Transcribe the records below in full; pictures stay out of the copy.

* _Data provided_
******************************

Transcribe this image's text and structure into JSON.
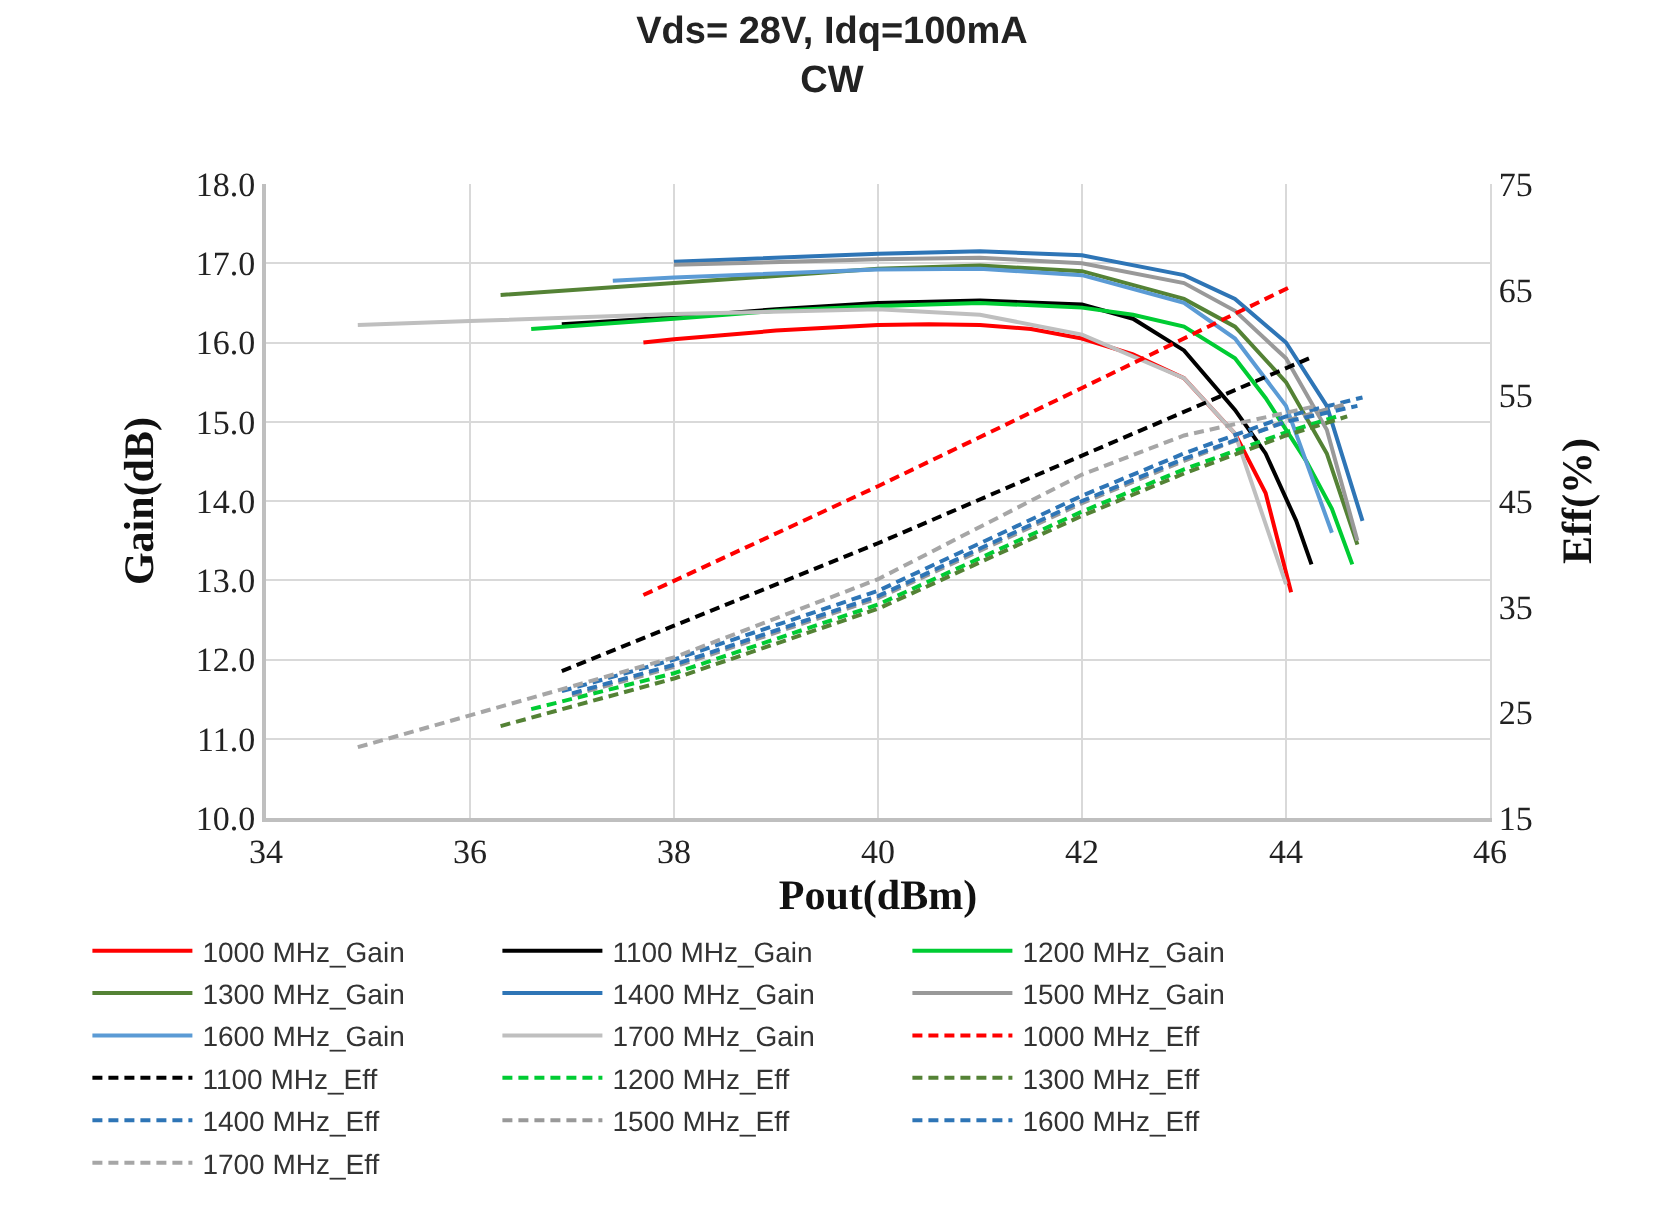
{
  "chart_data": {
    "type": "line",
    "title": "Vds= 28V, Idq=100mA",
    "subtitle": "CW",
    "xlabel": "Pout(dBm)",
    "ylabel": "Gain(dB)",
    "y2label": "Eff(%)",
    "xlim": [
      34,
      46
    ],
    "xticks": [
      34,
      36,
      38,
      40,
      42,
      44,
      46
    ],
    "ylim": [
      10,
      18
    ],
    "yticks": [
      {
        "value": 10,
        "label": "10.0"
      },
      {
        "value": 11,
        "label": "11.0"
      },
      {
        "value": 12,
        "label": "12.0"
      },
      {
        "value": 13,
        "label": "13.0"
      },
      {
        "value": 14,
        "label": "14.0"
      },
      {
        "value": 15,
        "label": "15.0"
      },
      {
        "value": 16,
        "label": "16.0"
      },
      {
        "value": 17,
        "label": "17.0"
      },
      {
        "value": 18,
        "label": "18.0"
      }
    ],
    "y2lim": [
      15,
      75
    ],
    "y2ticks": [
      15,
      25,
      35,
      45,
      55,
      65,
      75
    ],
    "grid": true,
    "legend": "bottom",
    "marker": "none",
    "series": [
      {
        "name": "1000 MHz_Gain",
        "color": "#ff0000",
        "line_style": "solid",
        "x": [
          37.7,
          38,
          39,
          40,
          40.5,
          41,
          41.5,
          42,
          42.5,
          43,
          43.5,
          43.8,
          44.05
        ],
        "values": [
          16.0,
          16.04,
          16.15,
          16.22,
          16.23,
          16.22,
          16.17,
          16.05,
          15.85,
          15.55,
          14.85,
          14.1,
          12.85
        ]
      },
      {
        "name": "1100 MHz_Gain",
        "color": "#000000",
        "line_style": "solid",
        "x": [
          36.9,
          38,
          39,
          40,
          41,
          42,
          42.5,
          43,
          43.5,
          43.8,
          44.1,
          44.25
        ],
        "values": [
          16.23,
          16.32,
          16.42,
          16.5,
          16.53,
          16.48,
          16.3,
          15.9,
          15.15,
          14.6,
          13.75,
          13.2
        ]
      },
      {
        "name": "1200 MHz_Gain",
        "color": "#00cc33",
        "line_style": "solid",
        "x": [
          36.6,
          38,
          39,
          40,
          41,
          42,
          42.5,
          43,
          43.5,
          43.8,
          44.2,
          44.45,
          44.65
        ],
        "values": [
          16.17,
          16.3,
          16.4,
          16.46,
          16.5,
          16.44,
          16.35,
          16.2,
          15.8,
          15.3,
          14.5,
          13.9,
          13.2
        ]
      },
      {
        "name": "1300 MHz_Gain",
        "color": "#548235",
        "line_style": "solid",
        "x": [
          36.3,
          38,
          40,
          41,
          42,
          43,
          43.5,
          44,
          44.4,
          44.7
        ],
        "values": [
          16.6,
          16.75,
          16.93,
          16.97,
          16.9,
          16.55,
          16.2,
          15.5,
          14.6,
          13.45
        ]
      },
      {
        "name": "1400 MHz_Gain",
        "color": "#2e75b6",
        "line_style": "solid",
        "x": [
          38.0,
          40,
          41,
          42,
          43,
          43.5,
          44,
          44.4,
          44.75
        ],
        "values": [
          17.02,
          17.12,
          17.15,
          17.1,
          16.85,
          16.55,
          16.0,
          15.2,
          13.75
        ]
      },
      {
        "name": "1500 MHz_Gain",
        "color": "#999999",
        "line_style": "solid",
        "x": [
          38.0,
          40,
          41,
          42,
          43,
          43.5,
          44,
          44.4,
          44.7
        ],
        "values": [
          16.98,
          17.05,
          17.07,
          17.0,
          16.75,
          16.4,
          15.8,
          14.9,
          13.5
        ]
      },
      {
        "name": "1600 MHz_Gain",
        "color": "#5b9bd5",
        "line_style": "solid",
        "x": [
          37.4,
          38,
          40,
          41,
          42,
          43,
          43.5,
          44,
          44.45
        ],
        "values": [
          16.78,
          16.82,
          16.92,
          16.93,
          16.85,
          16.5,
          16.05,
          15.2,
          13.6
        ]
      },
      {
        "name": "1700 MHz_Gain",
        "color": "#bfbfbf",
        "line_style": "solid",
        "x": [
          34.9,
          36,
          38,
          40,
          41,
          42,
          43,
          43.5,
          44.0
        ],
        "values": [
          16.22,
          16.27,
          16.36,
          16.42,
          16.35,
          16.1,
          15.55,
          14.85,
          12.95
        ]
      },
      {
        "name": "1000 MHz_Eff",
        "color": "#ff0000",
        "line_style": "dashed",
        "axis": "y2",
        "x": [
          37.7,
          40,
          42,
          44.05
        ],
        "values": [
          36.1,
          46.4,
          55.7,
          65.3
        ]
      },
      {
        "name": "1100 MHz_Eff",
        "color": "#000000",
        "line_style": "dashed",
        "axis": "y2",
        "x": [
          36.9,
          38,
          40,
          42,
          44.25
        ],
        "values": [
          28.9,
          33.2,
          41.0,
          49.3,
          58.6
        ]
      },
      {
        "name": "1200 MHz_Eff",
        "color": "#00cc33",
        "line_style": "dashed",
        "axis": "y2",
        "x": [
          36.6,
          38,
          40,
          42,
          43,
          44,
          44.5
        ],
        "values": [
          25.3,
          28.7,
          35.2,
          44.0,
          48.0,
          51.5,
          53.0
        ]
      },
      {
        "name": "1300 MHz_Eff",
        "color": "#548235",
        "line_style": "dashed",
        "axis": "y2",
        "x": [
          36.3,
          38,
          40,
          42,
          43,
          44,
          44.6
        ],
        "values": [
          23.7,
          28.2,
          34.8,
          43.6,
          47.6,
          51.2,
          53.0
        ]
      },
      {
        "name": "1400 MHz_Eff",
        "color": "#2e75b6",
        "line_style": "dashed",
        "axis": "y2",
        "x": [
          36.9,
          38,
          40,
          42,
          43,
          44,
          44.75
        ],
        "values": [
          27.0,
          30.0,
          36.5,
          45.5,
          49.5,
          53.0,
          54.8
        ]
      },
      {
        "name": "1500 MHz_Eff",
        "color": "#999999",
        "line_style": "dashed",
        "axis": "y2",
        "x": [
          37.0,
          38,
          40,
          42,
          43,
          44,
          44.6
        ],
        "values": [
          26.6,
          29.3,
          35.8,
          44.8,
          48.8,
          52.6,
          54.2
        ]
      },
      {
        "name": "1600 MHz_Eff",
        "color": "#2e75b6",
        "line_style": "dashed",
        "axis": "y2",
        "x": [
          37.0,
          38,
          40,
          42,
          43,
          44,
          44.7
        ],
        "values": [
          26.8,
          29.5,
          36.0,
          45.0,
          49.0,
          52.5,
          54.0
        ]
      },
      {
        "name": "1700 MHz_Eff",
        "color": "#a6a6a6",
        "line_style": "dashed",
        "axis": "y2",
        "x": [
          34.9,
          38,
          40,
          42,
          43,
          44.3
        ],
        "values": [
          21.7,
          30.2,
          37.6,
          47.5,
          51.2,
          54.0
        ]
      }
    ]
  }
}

******************************

* _Reply_
Transcribe this image's text and structure into JSON.
{
  "chart_data": {
    "type": "line",
    "title": "Vds= 28V, Idq=100mA",
    "subtitle": "CW",
    "xlabel": "Pout(dBm)",
    "ylabel": "Gain(dB)",
    "y2label": "Eff(%)",
    "xlim": [
      34,
      46
    ],
    "xticks": [
      34,
      36,
      38,
      40,
      42,
      44,
      46
    ],
    "ylim": [
      10,
      18
    ],
    "yticks": [
      {
        "value": 10,
        "label": "10.0"
      },
      {
        "value": 11,
        "label": "11.0"
      },
      {
        "value": 12,
        "label": "12.0"
      },
      {
        "value": 13,
        "label": "13.0"
      },
      {
        "value": 14,
        "label": "14.0"
      },
      {
        "value": 15,
        "label": "15.0"
      },
      {
        "value": 16,
        "label": "16.0"
      },
      {
        "value": 17,
        "label": "17.0"
      },
      {
        "value": 18,
        "label": "18.0"
      }
    ],
    "y2lim": [
      15,
      75
    ],
    "y2ticks": [
      15,
      25,
      35,
      45,
      55,
      65,
      75
    ],
    "grid": true,
    "legend": "bottom",
    "marker": "none",
    "series": [
      {
        "name": "1000 MHz_Gain",
        "color": "#ff0000",
        "line_style": "solid",
        "x": [
          37.7,
          38,
          39,
          40,
          40.5,
          41,
          41.5,
          42,
          42.5,
          43,
          43.5,
          43.8,
          44.05
        ],
        "values": [
          16.0,
          16.04,
          16.15,
          16.22,
          16.23,
          16.22,
          16.17,
          16.05,
          15.85,
          15.55,
          14.85,
          14.1,
          12.85
        ]
      },
      {
        "name": "1100 MHz_Gain",
        "color": "#000000",
        "line_style": "solid",
        "x": [
          36.9,
          38,
          39,
          40,
          41,
          42,
          42.5,
          43,
          43.5,
          43.8,
          44.1,
          44.25
        ],
        "values": [
          16.23,
          16.32,
          16.42,
          16.5,
          16.53,
          16.48,
          16.3,
          15.9,
          15.15,
          14.6,
          13.75,
          13.2
        ]
      },
      {
        "name": "1200 MHz_Gain",
        "color": "#00cc33",
        "line_style": "solid",
        "x": [
          36.6,
          38,
          39,
          40,
          41,
          42,
          42.5,
          43,
          43.5,
          43.8,
          44.2,
          44.45,
          44.65
        ],
        "values": [
          16.17,
          16.3,
          16.4,
          16.46,
          16.5,
          16.44,
          16.35,
          16.2,
          15.8,
          15.3,
          14.5,
          13.9,
          13.2
        ]
      },
      {
        "name": "1300 MHz_Gain",
        "color": "#548235",
        "line_style": "solid",
        "x": [
          36.3,
          38,
          40,
          41,
          42,
          43,
          43.5,
          44,
          44.4,
          44.7
        ],
        "values": [
          16.6,
          16.75,
          16.93,
          16.97,
          16.9,
          16.55,
          16.2,
          15.5,
          14.6,
          13.45
        ]
      },
      {
        "name": "1400 MHz_Gain",
        "color": "#2e75b6",
        "line_style": "solid",
        "x": [
          38.0,
          40,
          41,
          42,
          43,
          43.5,
          44,
          44.4,
          44.75
        ],
        "values": [
          17.02,
          17.12,
          17.15,
          17.1,
          16.85,
          16.55,
          16.0,
          15.2,
          13.75
        ]
      },
      {
        "name": "1500 MHz_Gain",
        "color": "#999999",
        "line_style": "solid",
        "x": [
          38.0,
          40,
          41,
          42,
          43,
          43.5,
          44,
          44.4,
          44.7
        ],
        "values": [
          16.98,
          17.05,
          17.07,
          17.0,
          16.75,
          16.4,
          15.8,
          14.9,
          13.5
        ]
      },
      {
        "name": "1600 MHz_Gain",
        "color": "#5b9bd5",
        "line_style": "solid",
        "x": [
          37.4,
          38,
          40,
          41,
          42,
          43,
          43.5,
          44,
          44.45
        ],
        "values": [
          16.78,
          16.82,
          16.92,
          16.93,
          16.85,
          16.5,
          16.05,
          15.2,
          13.6
        ]
      },
      {
        "name": "1700 MHz_Gain",
        "color": "#bfbfbf",
        "line_style": "solid",
        "x": [
          34.9,
          36,
          38,
          40,
          41,
          42,
          43,
          43.5,
          44.0
        ],
        "values": [
          16.22,
          16.27,
          16.36,
          16.42,
          16.35,
          16.1,
          15.55,
          14.85,
          12.95
        ]
      },
      {
        "name": "1000 MHz_Eff",
        "color": "#ff0000",
        "line_style": "dashed",
        "axis": "y2",
        "x": [
          37.7,
          40,
          42,
          44.05
        ],
        "values": [
          36.1,
          46.4,
          55.7,
          65.3
        ]
      },
      {
        "name": "1100 MHz_Eff",
        "color": "#000000",
        "line_style": "dashed",
        "axis": "y2",
        "x": [
          36.9,
          38,
          40,
          42,
          44.25
        ],
        "values": [
          28.9,
          33.2,
          41.0,
          49.3,
          58.6
        ]
      },
      {
        "name": "1200 MHz_Eff",
        "color": "#00cc33",
        "line_style": "dashed",
        "axis": "y2",
        "x": [
          36.6,
          38,
          40,
          42,
          43,
          44,
          44.5
        ],
        "values": [
          25.3,
          28.7,
          35.2,
          44.0,
          48.0,
          51.5,
          53.0
        ]
      },
      {
        "name": "1300 MHz_Eff",
        "color": "#548235",
        "line_style": "dashed",
        "axis": "y2",
        "x": [
          36.3,
          38,
          40,
          42,
          43,
          44,
          44.6
        ],
        "values": [
          23.7,
          28.2,
          34.8,
          43.6,
          47.6,
          51.2,
          53.0
        ]
      },
      {
        "name": "1400 MHz_Eff",
        "color": "#2e75b6",
        "line_style": "dashed",
        "axis": "y2",
        "x": [
          36.9,
          38,
          40,
          42,
          43,
          44,
          44.75
        ],
        "values": [
          27.0,
          30.0,
          36.5,
          45.5,
          49.5,
          53.0,
          54.8
        ]
      },
      {
        "name": "1500 MHz_Eff",
        "color": "#999999",
        "line_style": "dashed",
        "axis": "y2",
        "x": [
          37.0,
          38,
          40,
          42,
          43,
          44,
          44.6
        ],
        "values": [
          26.6,
          29.3,
          35.8,
          44.8,
          48.8,
          52.6,
          54.2
        ]
      },
      {
        "name": "1600 MHz_Eff",
        "color": "#2e75b6",
        "line_style": "dashed",
        "axis": "y2",
        "x": [
          37.0,
          38,
          40,
          42,
          43,
          44,
          44.7
        ],
        "values": [
          26.8,
          29.5,
          36.0,
          45.0,
          49.0,
          52.5,
          54.0
        ]
      },
      {
        "name": "1700 MHz_Eff",
        "color": "#a6a6a6",
        "line_style": "dashed",
        "axis": "y2",
        "x": [
          34.9,
          38,
          40,
          42,
          43,
          44.3
        ],
        "values": [
          21.7,
          30.2,
          37.6,
          47.5,
          51.2,
          54.0
        ]
      }
    ]
  }
}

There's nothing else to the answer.